Carl Holmes (October 19, 1940) is an American politician, and a Republican former member of the Kansas House of Representatives, who represented the 125th district from 1985 to 2013.

Prior to his election to the House, Holmes served as mayor of the city of Plains from 1982 to 1989.  Since 1962 he has worked as a land manager of Holmes Farms.

Holmes received his BBA from Colorado State University.

Holmes was defeated in the August 7, 2012, Republican Primary by Reid Petty, losing by only 9 votes, 904–895. Petty is a member of the school board in Liberal and is the Seward County Republican Chairman.

Committee membership
Energy and Utilities (Chair)
Agriculture and Natural Resources Budget
Joint Committee on Administrative Rules and Regulations (Chair)
Joint Committee on Energy and Environmental Policy (Vice-Chair)

Dataset rows
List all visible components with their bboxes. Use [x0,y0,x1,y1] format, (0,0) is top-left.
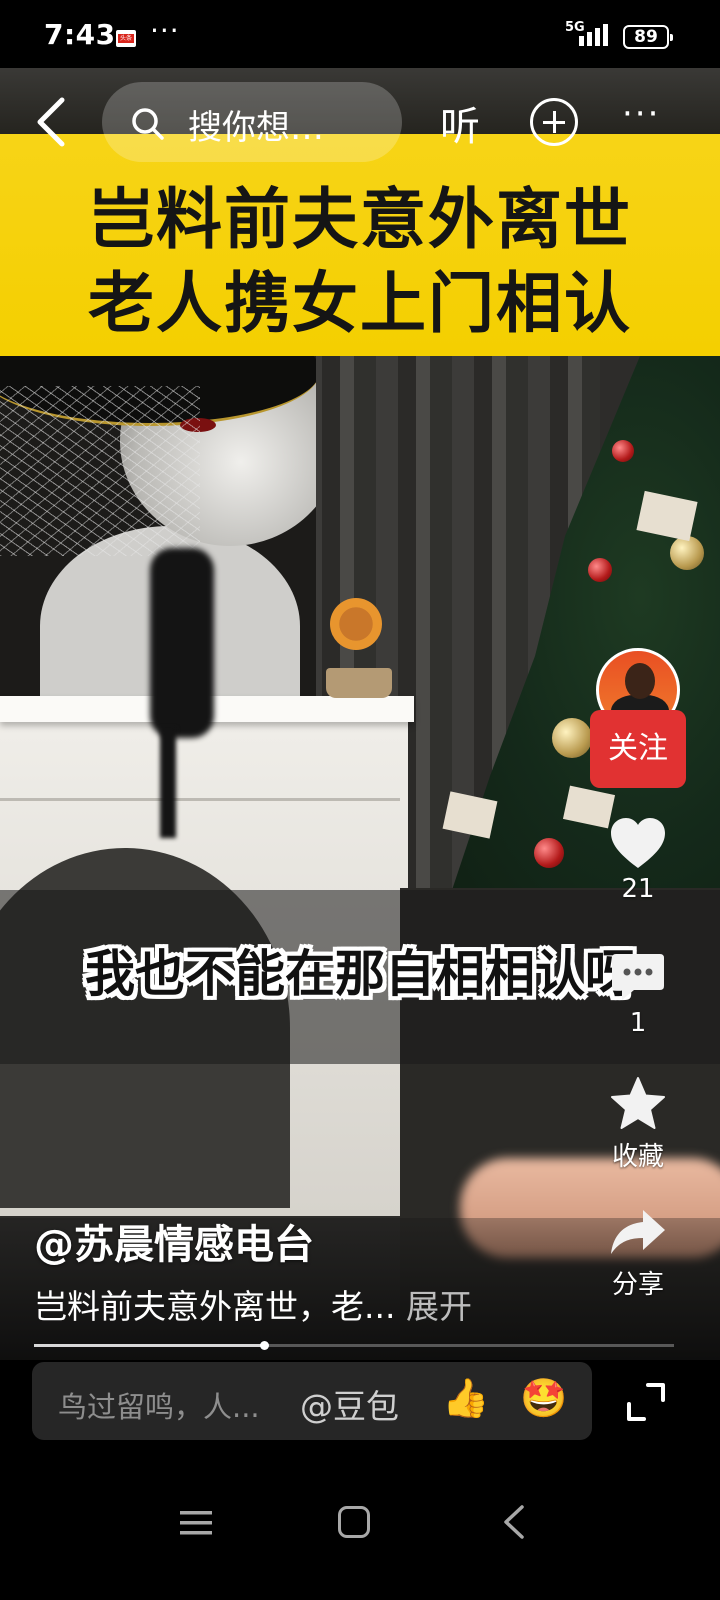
mantel-trim [0,798,400,801]
add-icon[interactable] [530,98,578,146]
signal-icon [579,24,608,46]
share-arrow-icon [611,1210,665,1254]
bottom-bar: 鸟过留鸣，人... @豆包 👍 🤩 [0,1360,720,1600]
status-time: 7:43 [44,18,116,51]
author-name[interactable]: @苏晨情感电台 [34,1212,314,1270]
like-button[interactable]: 21 [596,816,680,904]
favorite-button[interactable]: 收藏 [596,1076,680,1173]
listen-button[interactable]: 听 [440,94,480,152]
status-bar: 7:43 头条 ··· 5G 89 [0,0,720,68]
comment-icon [612,954,664,1000]
more-options-icon[interactable]: ··· [622,94,660,134]
star-icon [611,1077,665,1129]
expand-link[interactable]: 展开 [406,1287,472,1326]
ornament-gold [552,718,592,758]
caption-text: 岂料前夫意外离世，老... [34,1287,396,1326]
progress-fill [34,1344,265,1347]
share-button[interactable]: 分享 [596,1206,680,1301]
system-back-icon[interactable] [498,1504,528,1540]
ornament-red [612,440,634,462]
system-navigation-bar [0,1470,720,1590]
search-bar[interactable]: 搜你想… [102,82,402,162]
video-player[interactable]: 岂料前夫意外离世 老人携女上门相认 搜你想… 听 ··· 我也不能在那自相相认呀… [0,68,720,1360]
favorite-label: 收藏 [611,1142,664,1172]
video-caption[interactable]: 岂料前夫意外离世，老... 展开 [34,1280,472,1328]
headline-line-1: 岂料前夫意外离世 [88,181,632,258]
ornament-red [588,558,612,582]
microphone [150,548,214,738]
comment-input[interactable]: 鸟过留鸣，人... @豆包 👍 🤩 [32,1362,592,1440]
like-count: 21 [621,874,655,904]
video-progress-bar[interactable] [34,1341,674,1350]
search-placeholder: 搜你想… [188,108,324,148]
painting-net [0,386,200,556]
share-label: 分享 [611,1270,664,1300]
ornament-red [534,838,564,868]
headline-banner: 岂料前夫意外离世 老人携女上门相认 [0,134,720,356]
back-icon[interactable] [30,94,74,150]
recent-apps-icon[interactable] [180,1510,212,1536]
sunflower-figure [330,598,382,650]
heart-icon [611,818,665,868]
toutiao-app-icon: 头条 [116,30,136,47]
flower-pot [326,668,392,698]
status-more-icon: ··· [150,14,180,47]
microphone-stand [160,728,176,838]
thumbs-up-emoji[interactable]: 👍 [442,1376,489,1421]
toutiao-app-icon-label: 头条 [118,34,134,43]
ornament-gold [670,536,704,570]
comment-count: 1 [629,1008,647,1038]
headline-line-2: 老人携女上门相认 [88,265,632,342]
home-icon[interactable] [338,1506,370,1538]
search-icon [132,108,164,140]
fullscreen-icon[interactable] [626,1382,666,1422]
comment-button[interactable]: 1 [596,950,680,1038]
comment-placeholder: 鸟过留鸣，人... [58,1390,260,1424]
star-eyes-emoji[interactable]: 🤩 [520,1376,567,1421]
avatar-head [625,663,655,699]
battery-icon: 89 [623,25,673,49]
doubao-mention-button[interactable]: @豆包 [300,1380,399,1428]
follow-button[interactable]: 关注 [590,710,686,788]
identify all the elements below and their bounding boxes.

## BRIEF:
Repeat, character for character, everything in the Carl Holmes biography above from "Committee membership" down to "and Regulations (Chair)".

## FINISHED EXERCISE:
Committee membership
Energy and Utilities (Chair)
Agriculture and Natural Resources Budget
Joint Committee on Administrative Rules and Regulations (Chair)